- **Exercise**
Each line of the listing must be transcribed exactly, except for the images, which should be excluded.

- **Extracted records**
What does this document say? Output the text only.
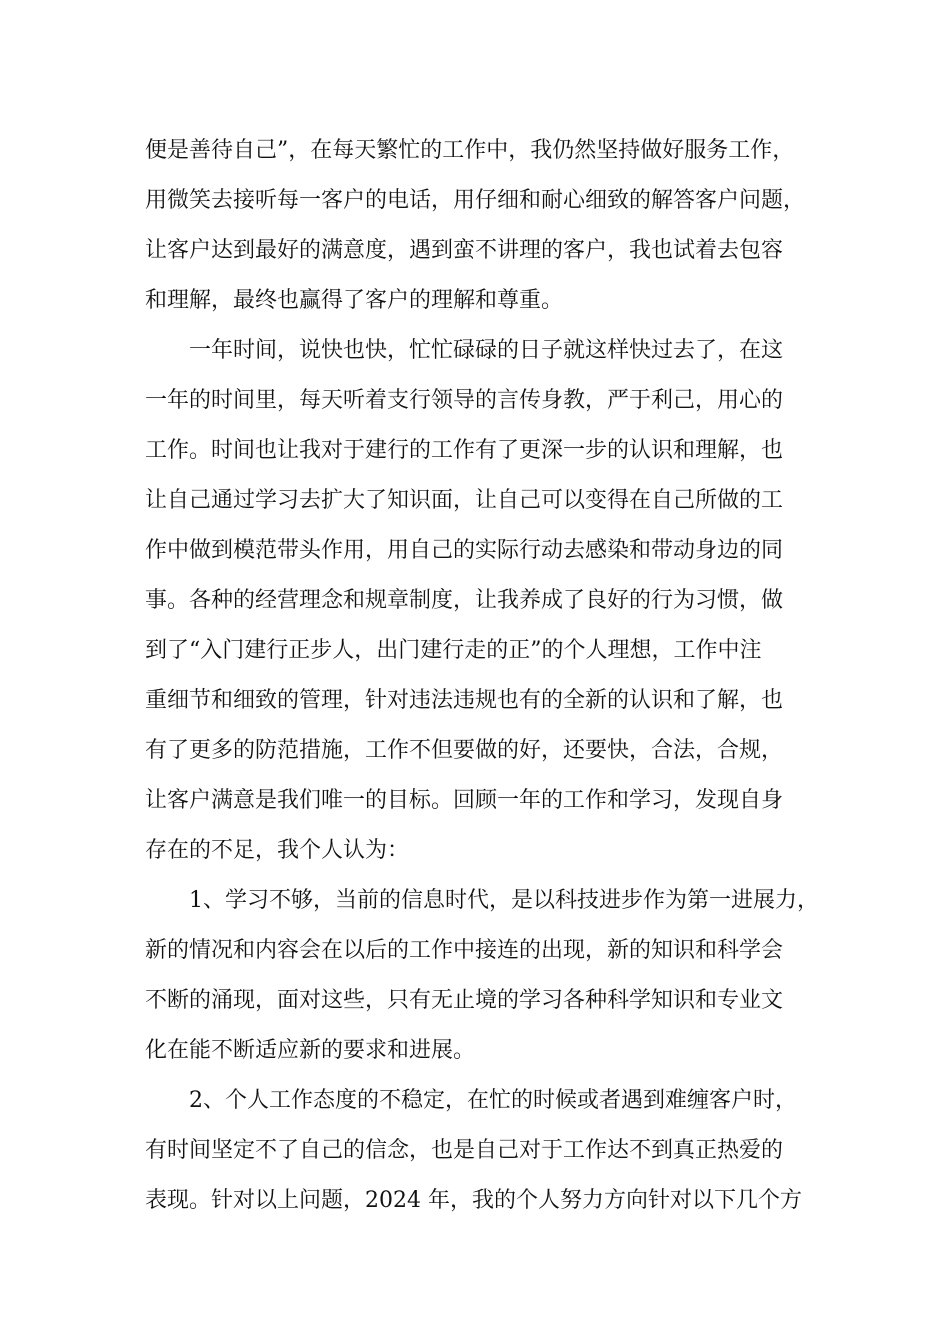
便是善待自己”，在每天繁忙的工作中，我仍然坚持做好服务工作，
用微笑去接听每一客户的电话，用仔细和耐心细致的解答客户问题，
让客户达到最好的满意度，遇到蛮不讲理的客户，我也试着去包容
和理解，最终也赢得了客户的理解和尊重。
一年时间，说快也快，忙忙碌碌的日子就这样快过去了，在这
一年的时间里，每天听着支行领导的言传身教，严于利己，用心的
工作。时间也让我对于建行的工作有了更深一步的认识和理解，也
让自己通过学习去扩大了知识面，让自己可以变得在自己所做的工
作中做到模范带头作用，用自己的实际行动去感染和带动身边的同
事。各种的经营理念和规章制度，让我养成了良好的行为习惯，做
到了“入门建行正步人，出门建行走的正”的个人理想，工作中注
重细节和细致的管理，针对违法违规也有的全新的认识和了解，也
有了更多的防范措施，工作不但要做的好，还要快，合法，合规，
让客户满意是我们唯一的目标。回顾一年的工作和学习，发现自身
存在的不足，我个人认为：
1、学习不够，当前的信息时代，是以科技进步作为第一进展力，
新的情况和内容会在以后的工作中接连的出现，新的知识和科学会
不断的涌现，面对这些，只有无止境的学习各种科学知识和专业文
化在能不断适应新的要求和进展。
2、个人工作态度的不稳定，在忙的时候或者遇到难缠客户时，
有时间坚定不了自己的信念，也是自己对于工作达不到真正热爱的
表现。针对以上问题，2024 年，我的个人努力方向针对以下几个方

- **Complete response**
What does this document say? Output the text only.
便是善待自己”，在每天繁忙的工作中，我仍然坚持做好服务工作，
用微笑去接听每一客户的电话，用仔细和耐心细致的解答客户问题，
让客户达到最好的满意度，遇到蛮不讲理的客户，我也试着去包容
和理解，最终也赢得了客户的理解和尊重。
一年时间，说快也快，忙忙碌碌的日子就这样快过去了，在这
一年的时间里，每天听着支行领导的言传身教，严于利己，用心的
工作。时间也让我对于建行的工作有了更深一步的认识和理解，也
让自己通过学习去扩大了知识面，让自己可以变得在自己所做的工
作中做到模范带头作用，用自己的实际行动去感染和带动身边的同
事。各种的经营理念和规章制度，让我养成了良好的行为习惯，做
到了“入门建行正步人，出门建行走的正”的个人理想，工作中注
重细节和细致的管理，针对违法违规也有的全新的认识和了解，也
有了更多的防范措施，工作不但要做的好，还要快，合法，合规，
让客户满意是我们唯一的目标。回顾一年的工作和学习，发现自身
存在的不足，我个人认为：
1、学习不够，当前的信息时代，是以科技进步作为第一进展力，
新的情况和内容会在以后的工作中接连的出现，新的知识和科学会
不断的涌现，面对这些，只有无止境的学习各种科学知识和专业文
化在能不断适应新的要求和进展。
2、个人工作态度的不稳定，在忙的时候或者遇到难缠客户时，
有时间坚定不了自己的信念，也是自己对于工作达不到真正热爱的
表现。针对以上问题，2024 年，我的个人努力方向针对以下几个方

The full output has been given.